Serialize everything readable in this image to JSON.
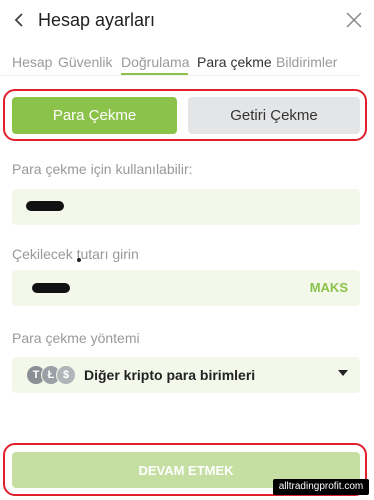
{
  "header": {
    "title": "Hesap ayarları"
  },
  "tabs": [
    {
      "label": "Hesap"
    },
    {
      "label": "Güvenlik"
    },
    {
      "label": "Doğrulama"
    },
    {
      "label": "Para çekme"
    },
    {
      "label": "Bildirimler"
    }
  ],
  "active_tab": "Doğrulama",
  "toggle": {
    "primary_label": "Para Çekme",
    "secondary_label": "Getiri Çekme"
  },
  "available": {
    "label": "Para çekme için kullanılabilir:"
  },
  "amount": {
    "label": "Çekilecek tutarı girin",
    "max_label": "MAKS"
  },
  "method": {
    "label": "Para çekme yöntemi",
    "selected": "Diğer kripto para birimleri",
    "coins": [
      "tether-icon",
      "litecoin-icon",
      "dollar-coin-icon"
    ]
  },
  "submit": {
    "label": "DEVAM ETMEK"
  },
  "watermark": "alltradingprofit.com",
  "colors": {
    "accent": "#8bc34a",
    "highlight_frame": "#e0202a",
    "field_bg": "#f3f8eb"
  }
}
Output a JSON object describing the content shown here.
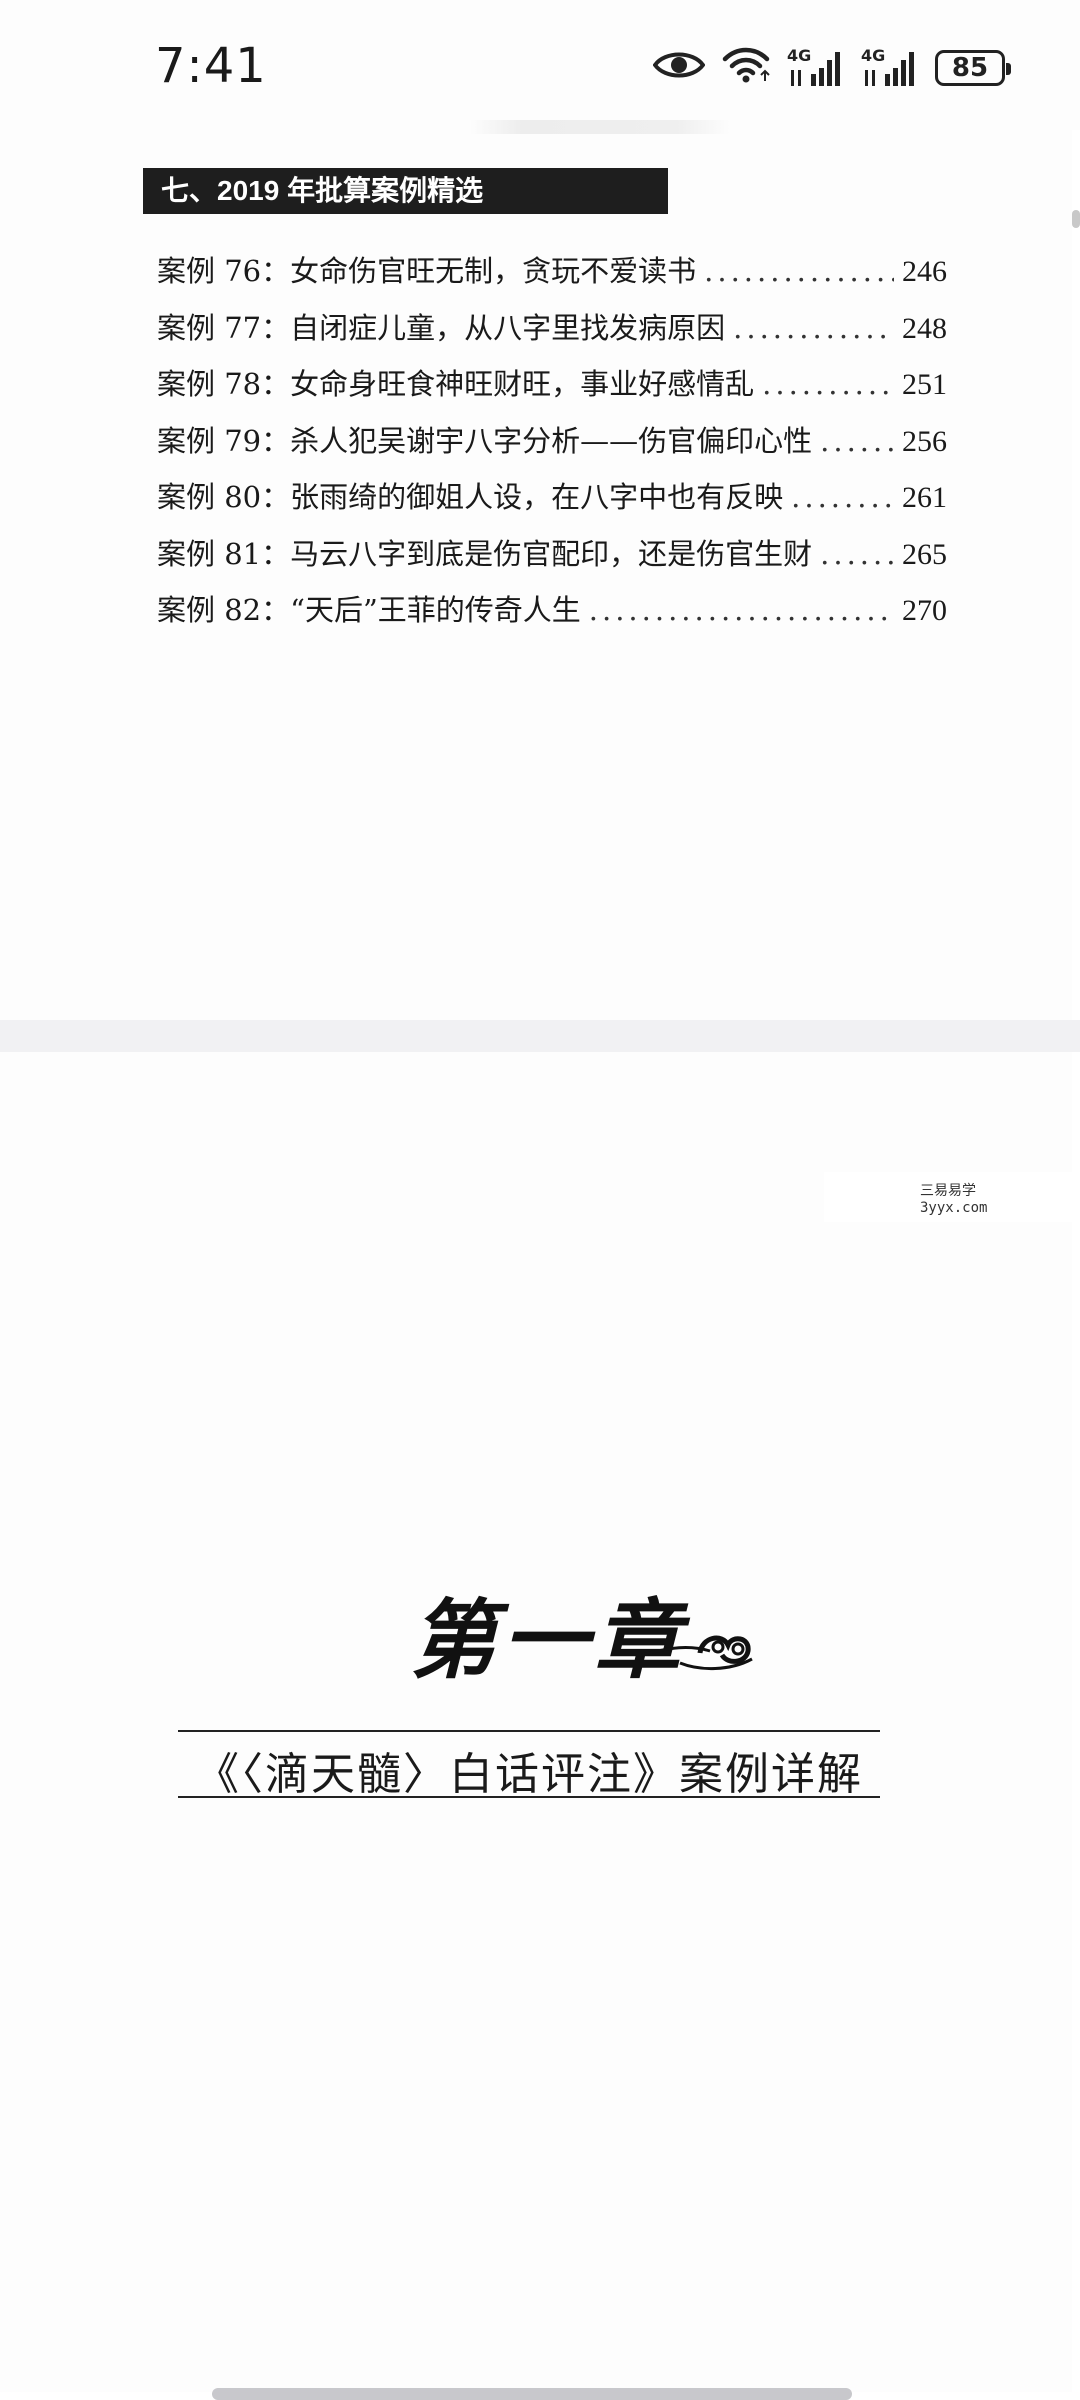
{
  "status_bar": {
    "time": "7:41",
    "network_1": "4G",
    "network_2": "4G",
    "battery": "85"
  },
  "section": {
    "header": "七、2019 年批算案例精选"
  },
  "toc": [
    {
      "case": "案例 76：",
      "title": "女命伤官旺无制，贪玩不爱读书",
      "page": "246"
    },
    {
      "case": "案例 77：",
      "title": "自闭症儿童，从八字里找发病原因",
      "page": "248"
    },
    {
      "case": "案例 78：",
      "title": "女命身旺食神旺财旺，事业好感情乱",
      "page": "251"
    },
    {
      "case": "案例 79：",
      "title": "杀人犯吴谢宇八字分析——伤官偏印心性",
      "page": "256"
    },
    {
      "case": "案例 80：",
      "title": "张雨绮的御姐人设，在八字中也有反映",
      "page": "261"
    },
    {
      "case": "案例 81：",
      "title": "马云八字到底是伤官配印，还是伤官生财",
      "page": "265"
    },
    {
      "case": "案例 82：",
      "title": "“天后”王菲的传奇人生",
      "page": "270"
    }
  ],
  "watermark": {
    "line1": "三易易学",
    "line2": "3yyx.com"
  },
  "chapter": {
    "title": "第一章",
    "subtitle": "《〈滴天髓〉白话评注》案例详解"
  },
  "icons": {
    "eye": "eye-icon",
    "wifi": "wifi-icon",
    "signal": "signal-icon",
    "battery": "battery-icon",
    "ornament": "cloud-ornament-icon"
  }
}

Your instructions:
Reproduce every line above as written, skipping pictures.

Answer in full:
Serialize everything readable in this image to JSON.
{
  "header": {
    "title": "Hesap ayarları"
  },
  "tabs": [
    {
      "label": "Hesap"
    },
    {
      "label": "Güvenlik"
    },
    {
      "label": "Doğrulama"
    },
    {
      "label": "Para çekme"
    },
    {
      "label": "Bildirimler"
    }
  ],
  "active_tab": "Doğrulama",
  "toggle": {
    "primary_label": "Para Çekme",
    "secondary_label": "Getiri Çekme"
  },
  "available": {
    "label": "Para çekme için kullanılabilir:"
  },
  "amount": {
    "label": "Çekilecek tutarı girin",
    "max_label": "MAKS"
  },
  "method": {
    "label": "Para çekme yöntemi",
    "selected": "Diğer kripto para birimleri",
    "coins": [
      "tether-icon",
      "litecoin-icon",
      "dollar-coin-icon"
    ]
  },
  "submit": {
    "label": "DEVAM ETMEK"
  },
  "watermark": "alltradingprofit.com",
  "colors": {
    "accent": "#8bc34a",
    "highlight_frame": "#e0202a",
    "field_bg": "#f3f8eb"
  }
}
Output a JSON object describing the content shown here.
{
  "status_bar": {
    "time": "7:41",
    "network_1": "4G",
    "network_2": "4G",
    "battery": "85"
  },
  "section": {
    "header": "七、2019 年批算案例精选"
  },
  "toc": [
    {
      "case": "案例 76：",
      "title": "女命伤官旺无制，贪玩不爱读书",
      "page": "246"
    },
    {
      "case": "案例 77：",
      "title": "自闭症儿童，从八字里找发病原因",
      "page": "248"
    },
    {
      "case": "案例 78：",
      "title": "女命身旺食神旺财旺，事业好感情乱",
      "page": "251"
    },
    {
      "case": "案例 79：",
      "title": "杀人犯吴谢宇八字分析——伤官偏印心性",
      "page": "256"
    },
    {
      "case": "案例 80：",
      "title": "张雨绮的御姐人设，在八字中也有反映",
      "page": "261"
    },
    {
      "case": "案例 81：",
      "title": "马云八字到底是伤官配印，还是伤官生财",
      "page": "265"
    },
    {
      "case": "案例 82：",
      "title": "“天后”王菲的传奇人生",
      "page": "270"
    }
  ],
  "watermark": {
    "line1": "三易易学",
    "line2": "3yyx.com"
  },
  "chapter": {
    "title": "第一章",
    "subtitle": "《〈滴天髓〉白话评注》案例详解"
  },
  "icons": {
    "eye": "eye-icon",
    "wifi": "wifi-icon",
    "signal": "signal-icon",
    "battery": "battery-icon",
    "ornament": "cloud-ornament-icon"
  }
}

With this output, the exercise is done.